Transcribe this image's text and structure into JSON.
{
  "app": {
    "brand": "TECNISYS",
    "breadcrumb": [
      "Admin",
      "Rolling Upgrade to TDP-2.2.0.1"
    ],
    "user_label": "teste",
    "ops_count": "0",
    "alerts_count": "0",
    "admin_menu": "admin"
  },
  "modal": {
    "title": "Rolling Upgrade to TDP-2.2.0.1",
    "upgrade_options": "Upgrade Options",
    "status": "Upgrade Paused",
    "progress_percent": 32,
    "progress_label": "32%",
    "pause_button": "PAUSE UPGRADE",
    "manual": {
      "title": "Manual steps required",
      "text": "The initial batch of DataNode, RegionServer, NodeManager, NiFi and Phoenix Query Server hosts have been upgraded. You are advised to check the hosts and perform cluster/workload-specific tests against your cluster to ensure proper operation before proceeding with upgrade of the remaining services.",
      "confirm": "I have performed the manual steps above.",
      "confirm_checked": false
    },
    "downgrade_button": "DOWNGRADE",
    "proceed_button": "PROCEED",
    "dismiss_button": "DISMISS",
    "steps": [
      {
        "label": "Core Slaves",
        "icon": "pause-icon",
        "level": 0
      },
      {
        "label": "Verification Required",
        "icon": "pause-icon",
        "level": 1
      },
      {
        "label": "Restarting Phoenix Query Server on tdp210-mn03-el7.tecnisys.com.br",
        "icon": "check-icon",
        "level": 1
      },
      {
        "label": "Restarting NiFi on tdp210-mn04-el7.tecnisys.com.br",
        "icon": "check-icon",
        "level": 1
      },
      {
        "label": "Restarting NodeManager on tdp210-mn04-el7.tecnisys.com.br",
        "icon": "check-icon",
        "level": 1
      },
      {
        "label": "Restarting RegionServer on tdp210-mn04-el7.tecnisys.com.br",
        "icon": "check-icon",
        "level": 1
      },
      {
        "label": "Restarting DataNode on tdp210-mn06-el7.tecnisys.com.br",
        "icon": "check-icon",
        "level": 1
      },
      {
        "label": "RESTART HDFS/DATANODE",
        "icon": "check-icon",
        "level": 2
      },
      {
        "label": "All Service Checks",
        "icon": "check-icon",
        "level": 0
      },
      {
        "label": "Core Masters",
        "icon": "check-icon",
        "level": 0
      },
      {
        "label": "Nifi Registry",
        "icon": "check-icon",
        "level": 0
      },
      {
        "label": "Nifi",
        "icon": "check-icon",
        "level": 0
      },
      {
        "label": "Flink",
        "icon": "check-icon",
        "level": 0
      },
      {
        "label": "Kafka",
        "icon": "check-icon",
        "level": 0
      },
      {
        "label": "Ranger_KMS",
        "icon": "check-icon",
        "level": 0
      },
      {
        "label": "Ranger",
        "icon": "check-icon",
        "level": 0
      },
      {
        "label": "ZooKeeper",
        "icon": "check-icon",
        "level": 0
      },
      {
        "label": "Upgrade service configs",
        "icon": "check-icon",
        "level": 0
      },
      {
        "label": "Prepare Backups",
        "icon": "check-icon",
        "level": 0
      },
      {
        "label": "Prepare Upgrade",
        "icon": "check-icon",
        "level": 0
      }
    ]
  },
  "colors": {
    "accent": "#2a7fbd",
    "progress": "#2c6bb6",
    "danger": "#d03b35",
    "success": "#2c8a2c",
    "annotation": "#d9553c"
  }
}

__Do this__
Pull out all lines from the listing that contain the string "Core".

__Exercise output__
        "label": "Core Slaves",
        "label": "Core Masters",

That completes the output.